__Supplied entries__.
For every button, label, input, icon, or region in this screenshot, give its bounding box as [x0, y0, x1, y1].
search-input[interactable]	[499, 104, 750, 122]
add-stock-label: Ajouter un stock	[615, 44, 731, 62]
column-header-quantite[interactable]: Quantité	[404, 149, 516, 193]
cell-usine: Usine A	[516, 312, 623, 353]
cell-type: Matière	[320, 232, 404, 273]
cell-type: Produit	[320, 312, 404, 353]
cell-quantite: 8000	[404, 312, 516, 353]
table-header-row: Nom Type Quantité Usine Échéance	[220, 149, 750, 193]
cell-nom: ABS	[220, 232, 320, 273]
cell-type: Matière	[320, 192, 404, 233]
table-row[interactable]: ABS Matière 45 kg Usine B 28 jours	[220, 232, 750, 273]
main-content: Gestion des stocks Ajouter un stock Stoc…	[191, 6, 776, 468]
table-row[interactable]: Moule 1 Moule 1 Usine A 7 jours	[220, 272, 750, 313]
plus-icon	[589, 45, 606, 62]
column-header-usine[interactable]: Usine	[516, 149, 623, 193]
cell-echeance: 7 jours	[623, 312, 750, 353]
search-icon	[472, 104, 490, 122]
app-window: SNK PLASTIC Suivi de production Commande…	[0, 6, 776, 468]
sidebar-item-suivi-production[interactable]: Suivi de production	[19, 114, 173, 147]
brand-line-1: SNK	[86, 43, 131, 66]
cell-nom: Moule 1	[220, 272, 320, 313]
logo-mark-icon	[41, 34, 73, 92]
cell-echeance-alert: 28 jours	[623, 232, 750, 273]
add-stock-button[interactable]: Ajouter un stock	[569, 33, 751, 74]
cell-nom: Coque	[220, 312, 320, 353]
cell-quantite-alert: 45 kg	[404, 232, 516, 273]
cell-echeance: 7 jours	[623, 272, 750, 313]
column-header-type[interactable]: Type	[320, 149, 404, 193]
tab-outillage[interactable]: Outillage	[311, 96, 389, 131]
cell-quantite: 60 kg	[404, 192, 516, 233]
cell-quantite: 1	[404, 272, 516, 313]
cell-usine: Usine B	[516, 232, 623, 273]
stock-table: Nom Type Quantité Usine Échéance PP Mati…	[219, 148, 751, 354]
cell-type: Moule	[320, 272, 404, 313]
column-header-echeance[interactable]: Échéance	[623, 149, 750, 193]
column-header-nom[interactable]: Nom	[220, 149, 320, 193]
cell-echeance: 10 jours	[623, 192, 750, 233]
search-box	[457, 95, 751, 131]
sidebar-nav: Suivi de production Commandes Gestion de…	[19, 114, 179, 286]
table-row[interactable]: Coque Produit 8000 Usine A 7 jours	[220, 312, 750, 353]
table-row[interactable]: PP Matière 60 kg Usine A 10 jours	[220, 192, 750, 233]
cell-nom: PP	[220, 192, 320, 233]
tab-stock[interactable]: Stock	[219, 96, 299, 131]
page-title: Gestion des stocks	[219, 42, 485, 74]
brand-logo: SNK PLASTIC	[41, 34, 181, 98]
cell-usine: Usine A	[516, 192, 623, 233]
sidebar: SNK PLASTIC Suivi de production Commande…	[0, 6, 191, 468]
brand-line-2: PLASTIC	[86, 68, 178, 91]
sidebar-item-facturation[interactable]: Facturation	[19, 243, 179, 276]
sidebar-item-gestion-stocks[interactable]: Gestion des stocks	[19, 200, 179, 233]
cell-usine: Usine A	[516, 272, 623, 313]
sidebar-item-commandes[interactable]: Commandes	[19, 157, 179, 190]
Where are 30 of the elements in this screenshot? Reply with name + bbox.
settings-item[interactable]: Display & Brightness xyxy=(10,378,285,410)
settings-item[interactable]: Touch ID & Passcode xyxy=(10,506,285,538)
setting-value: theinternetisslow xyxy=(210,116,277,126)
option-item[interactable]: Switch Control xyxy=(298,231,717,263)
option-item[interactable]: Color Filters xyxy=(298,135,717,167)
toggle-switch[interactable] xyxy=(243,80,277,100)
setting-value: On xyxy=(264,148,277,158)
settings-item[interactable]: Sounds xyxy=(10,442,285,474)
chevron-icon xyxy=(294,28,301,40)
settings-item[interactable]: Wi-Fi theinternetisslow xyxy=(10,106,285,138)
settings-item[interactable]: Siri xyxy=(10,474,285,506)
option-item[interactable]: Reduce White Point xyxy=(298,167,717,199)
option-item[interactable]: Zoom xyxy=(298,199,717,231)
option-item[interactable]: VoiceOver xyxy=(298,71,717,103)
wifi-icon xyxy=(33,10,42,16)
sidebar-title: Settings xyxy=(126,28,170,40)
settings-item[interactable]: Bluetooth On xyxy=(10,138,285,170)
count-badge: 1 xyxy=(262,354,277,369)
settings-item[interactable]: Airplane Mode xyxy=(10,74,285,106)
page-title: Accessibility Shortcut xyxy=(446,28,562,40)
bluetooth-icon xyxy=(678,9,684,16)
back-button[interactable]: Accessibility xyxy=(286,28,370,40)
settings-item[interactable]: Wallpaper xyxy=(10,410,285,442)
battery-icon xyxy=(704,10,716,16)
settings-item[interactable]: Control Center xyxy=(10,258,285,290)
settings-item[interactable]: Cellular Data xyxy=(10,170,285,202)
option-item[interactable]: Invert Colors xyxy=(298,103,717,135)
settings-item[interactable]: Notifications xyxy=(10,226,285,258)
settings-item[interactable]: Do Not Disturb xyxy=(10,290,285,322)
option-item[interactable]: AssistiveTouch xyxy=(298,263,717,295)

__What is expected__. Copy every line of the records exactly as it appears.

__Task output__.
For every button, label, input, icon, or region in this screenshot, give its bounding box as [x0, y0, x1, y1].
search-input[interactable]	[499, 104, 750, 122]
add-stock-label: Ajouter un stock	[615, 44, 731, 62]
column-header-quantite[interactable]: Quantité	[404, 149, 516, 193]
cell-usine: Usine A	[516, 312, 623, 353]
cell-type: Matière	[320, 232, 404, 273]
cell-type: Produit	[320, 312, 404, 353]
cell-quantite: 8000	[404, 312, 516, 353]
table-header-row: Nom Type Quantité Usine Échéance	[220, 149, 750, 193]
cell-nom: ABS	[220, 232, 320, 273]
cell-type: Matière	[320, 192, 404, 233]
table-row[interactable]: ABS Matière 45 kg Usine B 28 jours	[220, 232, 750, 273]
main-content: Gestion des stocks Ajouter un stock Stoc…	[191, 6, 776, 468]
table-row[interactable]: Moule 1 Moule 1 Usine A 7 jours	[220, 272, 750, 313]
plus-icon	[589, 45, 606, 62]
column-header-usine[interactable]: Usine	[516, 149, 623, 193]
cell-echeance: 7 jours	[623, 312, 750, 353]
search-icon	[472, 104, 490, 122]
app-window: SNK PLASTIC Suivi de production Commande…	[0, 6, 776, 468]
sidebar-item-suivi-production[interactable]: Suivi de production	[19, 114, 173, 147]
brand-line-1: SNK	[86, 43, 131, 66]
cell-nom: Moule 1	[220, 272, 320, 313]
logo-mark-icon	[41, 34, 73, 92]
cell-echeance-alert: 28 jours	[623, 232, 750, 273]
add-stock-button[interactable]: Ajouter un stock	[569, 33, 751, 74]
cell-nom: Coque	[220, 312, 320, 353]
cell-quantite-alert: 45 kg	[404, 232, 516, 273]
cell-echeance: 7 jours	[623, 272, 750, 313]
column-header-type[interactable]: Type	[320, 149, 404, 193]
tab-outillage[interactable]: Outillage	[311, 96, 389, 131]
cell-quantite: 60 kg	[404, 192, 516, 233]
cell-quantite: 1	[404, 272, 516, 313]
cell-usine: Usine B	[516, 232, 623, 273]
stock-table: Nom Type Quantité Usine Échéance PP Mati…	[219, 148, 751, 354]
cell-type: Moule	[320, 272, 404, 313]
column-header-echeance[interactable]: Échéance	[623, 149, 750, 193]
column-header-nom[interactable]: Nom	[220, 149, 320, 193]
cell-echeance: 10 jours	[623, 192, 750, 233]
search-box	[457, 95, 751, 131]
sidebar-nav: Suivi de production Commandes Gestion de…	[19, 114, 179, 286]
table-row[interactable]: Coque Produit 8000 Usine A 7 jours	[220, 312, 750, 353]
table-row[interactable]: PP Matière 60 kg Usine A 10 jours	[220, 192, 750, 233]
cell-nom: PP	[220, 192, 320, 233]
tab-stock[interactable]: Stock	[219, 96, 299, 131]
page-title: Gestion des stocks	[219, 42, 485, 74]
brand-logo: SNK PLASTIC	[41, 34, 181, 98]
cell-usine: Usine A	[516, 192, 623, 233]
sidebar: SNK PLASTIC Suivi de production Commande…	[0, 6, 191, 468]
brand-line-2: PLASTIC	[86, 68, 178, 91]
sidebar-item-facturation[interactable]: Facturation	[19, 243, 179, 276]
sidebar-item-gestion-stocks[interactable]: Gestion des stocks	[19, 200, 179, 233]
cell-usine: Usine A	[516, 272, 623, 313]
sidebar-item-commandes[interactable]: Commandes	[19, 157, 179, 190]
Where are 30 of the elements in this screenshot? Reply with name + bbox.
settings-item[interactable]: Display & Brightness xyxy=(10,378,285,410)
settings-item[interactable]: Touch ID & Passcode xyxy=(10,506,285,538)
setting-value: theinternetisslow xyxy=(210,116,277,126)
option-item[interactable]: Switch Control xyxy=(298,231,717,263)
option-item[interactable]: Color Filters xyxy=(298,135,717,167)
toggle-switch[interactable] xyxy=(243,80,277,100)
setting-value: On xyxy=(264,148,277,158)
settings-item[interactable]: Sounds xyxy=(10,442,285,474)
chevron-icon xyxy=(294,28,301,40)
settings-item[interactable]: Wi-Fi theinternetisslow xyxy=(10,106,285,138)
settings-item[interactable]: Siri xyxy=(10,474,285,506)
option-item[interactable]: Reduce White Point xyxy=(298,167,717,199)
option-item[interactable]: Zoom xyxy=(298,199,717,231)
option-item[interactable]: VoiceOver xyxy=(298,71,717,103)
wifi-icon xyxy=(33,10,42,16)
sidebar-title: Settings xyxy=(126,28,170,40)
settings-item[interactable]: Bluetooth On xyxy=(10,138,285,170)
count-badge: 1 xyxy=(262,354,277,369)
settings-item[interactable]: Airplane Mode xyxy=(10,74,285,106)
page-title: Accessibility Shortcut xyxy=(446,28,562,40)
bluetooth-icon xyxy=(678,9,684,16)
back-button[interactable]: Accessibility xyxy=(286,28,370,40)
settings-item[interactable]: Wallpaper xyxy=(10,410,285,442)
battery-icon xyxy=(704,10,716,16)
settings-item[interactable]: Control Center xyxy=(10,258,285,290)
settings-item[interactable]: Cellular Data xyxy=(10,170,285,202)
option-item[interactable]: Invert Colors xyxy=(298,103,717,135)
settings-item[interactable]: Notifications xyxy=(10,226,285,258)
settings-item[interactable]: Do Not Disturb xyxy=(10,290,285,322)
option-item[interactable]: AssistiveTouch xyxy=(298,263,717,295)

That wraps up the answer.